Data excerpts:

----------

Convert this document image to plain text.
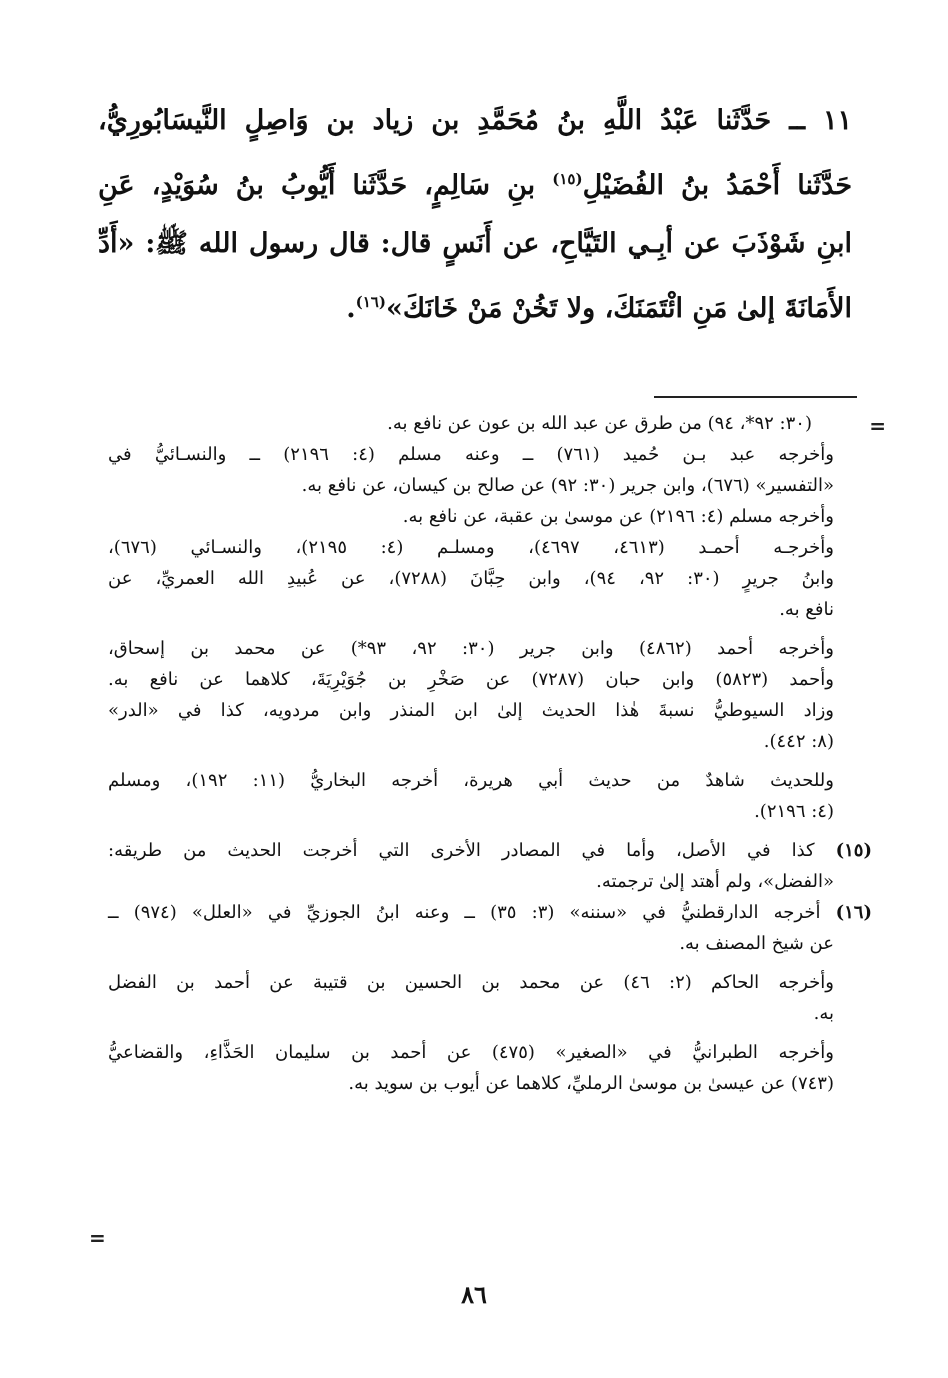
١١ ــ حَدَّثَنا عَبْدُ اللَّهِ بنُ مُحَمَّدِ بن زياد بن وَاصِلٍ النَّيسَابُورِيُّ،
حَدَّثَنا أَحْمَدُ بنُ الفُضَيْلِ$^{(١٥)}$ بنِ سَالِمٍ، حَدَّثَنا أَيُّوبُ بنُ سُوَيْدٍ، عَنِ
ابنِ شَوْذَبَ عن أبِـي التَيَّاحِ، عن أَنَسٍ قال: قال رسول الله ﷺ: «أَدِّ
الأَمَانَةَ إلىٰ مَنِ ائْتَمَنَكَ، ولا تَخُنْ مَنْ خَانَكَ»$^{(١٦)}$.
=
(٣٠: ٩٢*، ٩٤) من طرق عن عبد الله بن عون عن نافع به.
وأخرجه عبد بـن حُميد (٧٦١) ــ وعنه مسلم (٤: ٢١٩٦) ــ والنسـائيُّ في
«التفسير» (٦٧٦)، وابن جرير (٣٠: ٩٢) عن صالح بن كيسان، عن نافع به.
وأخرجه مسلم (٤: ٢١٩٦) عن موسىٰ بن عقبة، عن نافع به.
وأخرجـه أحمـد (٤٦١٣، ٤٦٩٧)، ومسلـم (٤: ٢١٩٥)، والنسـائي (٦٧٦)،
وابنُ جريرٍ (٣٠: ٩٢، ٩٤)، وابن حِبَّانَ (٧٢٨٨)، عن عُبيدِ الله العمريِّ، عن
نافع به.
وأخرجه أحمد (٤٨٦٢) وابن جرير (٣٠: ٩٢، ٩٣*) عن محمد بن إسحاق،
وأحمد (٥٨٢٣) وابن حبان (٧٢٨٧) عن صَخْرِ بن جُوَيْرِيَةَ، كلاهما عن نافع به.
وزاد السيوطيُّ نسبةَ هٰذا الحديث إلىٰ ابن المنذر وابن مردويه، كذا في «الدر»
(٨: ٤٤٢).
وللحديث شاهدٌ من حديث أبي هريرة، أخرجه البخاريُّ (١١: ١٩٢)، ومسلم
(٤: ٢١٩٦).
(١٥) كذا في الأصل، وأما في المصادر الأخرى التي أخرجت الحديث من طريقه:
«الفضل»، ولم أهتد إلىٰ ترجمته.
(١٦) أخرجه الدارقطنيُّ في «سننه» (٣: ٣٥) ــ وعنه ابنُ الجوزيِّ في «العلل» (٩٧٤) ــ
عن شيخ المصنف به.
وأخرجه الحاكم (٢: ٤٦) عن محمد بن الحسين بن قتيبة عن أحمد بن الفضل
به.
وأخرجه الطبرانيُّ في «الصغير» (٤٧٥) عن أحمد بن سليمان الحَذَّاءِ، والقضاعيُّ
(٧٤٣) عن عيسىٰ بن موسىٰ الرمليِّ، كلاهما عن أيوب بن سويد به.
=
٨٦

----------

Exercise: Repeat verbatim all the material, but not the pictures.

Right answer:
Convert this document image to plain text.
١١ ــ حَدَّثَنا عَبْدُ اللَّهِ بنُ مُحَمَّدِ بن زياد بن وَاصِلٍ النَّيسَابُورِيُّ،
حَدَّثَنا أَحْمَدُ بنُ الفُضَيْلِ$^{(١٥)}$ بنِ سَالِمٍ، حَدَّثَنا أَيُّوبُ بنُ سُوَيْدٍ، عَنِ
ابنِ شَوْذَبَ عن أبِـي التَيَّاحِ، عن أَنَسٍ قال: قال رسول الله ﷺ: «أَدِّ
الأَمَانَةَ إلىٰ مَنِ ائْتَمَنَكَ، ولا تَخُنْ مَنْ خَانَكَ»$^{(١٦)}$.
=
(٣٠: ٩٢*، ٩٤) من طرق عن عبد الله بن عون عن نافع به.
وأخرجه عبد بـن حُميد (٧٦١) ــ وعنه مسلم (٤: ٢١٩٦) ــ والنسـائيُّ في
«التفسير» (٦٧٦)، وابن جرير (٣٠: ٩٢) عن صالح بن كيسان، عن نافع به.
وأخرجه مسلم (٤: ٢١٩٦) عن موسىٰ بن عقبة، عن نافع به.
وأخرجـه أحمـد (٤٦١٣، ٤٦٩٧)، ومسلـم (٤: ٢١٩٥)، والنسـائي (٦٧٦)،
وابنُ جريرٍ (٣٠: ٩٢، ٩٤)، وابن حِبَّانَ (٧٢٨٨)، عن عُبيدِ الله العمريِّ، عن
نافع به.
وأخرجه أحمد (٤٨٦٢) وابن جرير (٣٠: ٩٢، ٩٣*) عن محمد بن إسحاق،
وأحمد (٥٨٢٣) وابن حبان (٧٢٨٧) عن صَخْرِ بن جُوَيْرِيَةَ، كلاهما عن نافع به.
وزاد السيوطيُّ نسبةَ هٰذا الحديث إلىٰ ابن المنذر وابن مردويه، كذا في «الدر»
(٨: ٤٤٢).
وللحديث شاهدٌ من حديث أبي هريرة، أخرجه البخاريُّ (١١: ١٩٢)، ومسلم
(٤: ٢١٩٦).
(١٥) كذا في الأصل، وأما في المصادر الأخرى التي أخرجت الحديث من طريقه:
«الفضل»، ولم أهتد إلىٰ ترجمته.
(١٦) أخرجه الدارقطنيُّ في «سننه» (٣: ٣٥) ــ وعنه ابنُ الجوزيِّ في «العلل» (٩٧٤) ــ
عن شيخ المصنف به.
وأخرجه الحاكم (٢: ٤٦) عن محمد بن الحسين بن قتيبة عن أحمد بن الفضل
به.
وأخرجه الطبرانيُّ في «الصغير» (٤٧٥) عن أحمد بن سليمان الحَذَّاءِ، والقضاعيُّ
(٧٤٣) عن عيسىٰ بن موسىٰ الرمليِّ، كلاهما عن أيوب بن سويد به.
=
٨٦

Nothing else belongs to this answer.